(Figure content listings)
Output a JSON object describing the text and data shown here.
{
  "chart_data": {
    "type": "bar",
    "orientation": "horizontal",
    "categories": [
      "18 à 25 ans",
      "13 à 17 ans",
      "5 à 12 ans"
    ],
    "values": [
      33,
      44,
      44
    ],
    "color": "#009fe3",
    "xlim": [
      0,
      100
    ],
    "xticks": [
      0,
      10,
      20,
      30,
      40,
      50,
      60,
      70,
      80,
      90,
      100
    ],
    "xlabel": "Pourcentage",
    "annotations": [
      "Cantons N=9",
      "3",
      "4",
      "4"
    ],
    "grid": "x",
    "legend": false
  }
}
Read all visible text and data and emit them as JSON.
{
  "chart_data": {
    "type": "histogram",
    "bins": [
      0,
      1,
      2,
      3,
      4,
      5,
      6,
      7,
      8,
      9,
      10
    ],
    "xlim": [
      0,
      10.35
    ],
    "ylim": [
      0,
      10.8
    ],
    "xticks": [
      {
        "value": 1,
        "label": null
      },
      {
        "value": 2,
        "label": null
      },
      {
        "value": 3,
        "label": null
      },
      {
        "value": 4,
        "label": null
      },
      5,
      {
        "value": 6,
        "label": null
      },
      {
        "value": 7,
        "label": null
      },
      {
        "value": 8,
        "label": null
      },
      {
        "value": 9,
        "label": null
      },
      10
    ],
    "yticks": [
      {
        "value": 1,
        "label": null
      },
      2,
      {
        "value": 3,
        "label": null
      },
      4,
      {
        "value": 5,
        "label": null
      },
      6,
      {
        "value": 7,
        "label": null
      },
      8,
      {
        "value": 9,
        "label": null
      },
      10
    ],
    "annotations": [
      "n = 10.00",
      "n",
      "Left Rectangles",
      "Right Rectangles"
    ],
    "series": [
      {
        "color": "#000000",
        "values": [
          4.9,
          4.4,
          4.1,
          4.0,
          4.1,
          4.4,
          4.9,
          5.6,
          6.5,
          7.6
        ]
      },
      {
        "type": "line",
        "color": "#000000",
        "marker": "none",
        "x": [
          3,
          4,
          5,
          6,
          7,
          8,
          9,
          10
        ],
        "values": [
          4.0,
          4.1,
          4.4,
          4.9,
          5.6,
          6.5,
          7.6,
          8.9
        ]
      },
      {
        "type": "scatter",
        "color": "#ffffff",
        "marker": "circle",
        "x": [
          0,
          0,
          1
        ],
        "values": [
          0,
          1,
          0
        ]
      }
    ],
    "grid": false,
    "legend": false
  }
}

## What you should do
Quote all of the entries verbatim.

## Response below
Output a JSON object describing the text and data shown here.
{
  "chart_data": {
    "type": "bar",
    "orientation": "horizontal",
    "categories": [
      "18 à 25 ans",
      "13 à 17 ans",
      "5 à 12 ans"
    ],
    "values": [
      33,
      44,
      44
    ],
    "color": "#009fe3",
    "xlim": [
      0,
      100
    ],
    "xticks": [
      0,
      10,
      20,
      30,
      40,
      50,
      60,
      70,
      80,
      90,
      100
    ],
    "xlabel": "Pourcentage",
    "annotations": [
      "Cantons N=9",
      "3",
      "4",
      "4"
    ],
    "grid": "x",
    "legend": false
  }
}
Read all visible text and data and emit them as JSON.
{
  "chart_data": {
    "type": "histogram",
    "bins": [
      0,
      1,
      2,
      3,
      4,
      5,
      6,
      7,
      8,
      9,
      10
    ],
    "xlim": [
      0,
      10.35
    ],
    "ylim": [
      0,
      10.8
    ],
    "xticks": [
      {
        "value": 1,
        "label": null
      },
      {
        "value": 2,
        "label": null
      },
      {
        "value": 3,
        "label": null
      },
      {
        "value": 4,
        "label": null
      },
      5,
      {
        "value": 6,
        "label": null
      },
      {
        "value": 7,
        "label": null
      },
      {
        "value": 8,
        "label": null
      },
      {
        "value": 9,
        "label": null
      },
      10
    ],
    "yticks": [
      {
        "value": 1,
        "label": null
      },
      2,
      {
        "value": 3,
        "label": null
      },
      4,
      {
        "value": 5,
        "label": null
      },
      6,
      {
        "value": 7,
        "label": null
      },
      8,
      {
        "value": 9,
        "label": null
      },
      10
    ],
    "annotations": [
      "n = 10.00",
      "n",
      "Left Rectangles",
      "Right Rectangles"
    ],
    "series": [
      {
        "color": "#000000",
        "values": [
          4.9,
          4.4,
          4.1,
          4.0,
          4.1,
          4.4,
          4.9,
          5.6,
          6.5,
          7.6
        ]
      },
      {
        "type": "line",
        "color": "#000000",
        "marker": "none",
        "x": [
          3,
          4,
          5,
          6,
          7,
          8,
          9,
          10
        ],
        "values": [
          4.0,
          4.1,
          4.4,
          4.9,
          5.6,
          6.5,
          7.6,
          8.9
        ]
      },
      {
        "type": "scatter",
        "color": "#ffffff",
        "marker": "circle",
        "x": [
          0,
          0,
          1
        ],
        "values": [
          0,
          1,
          0
        ]
      }
    ],
    "grid": false,
    "legend": false
  }
}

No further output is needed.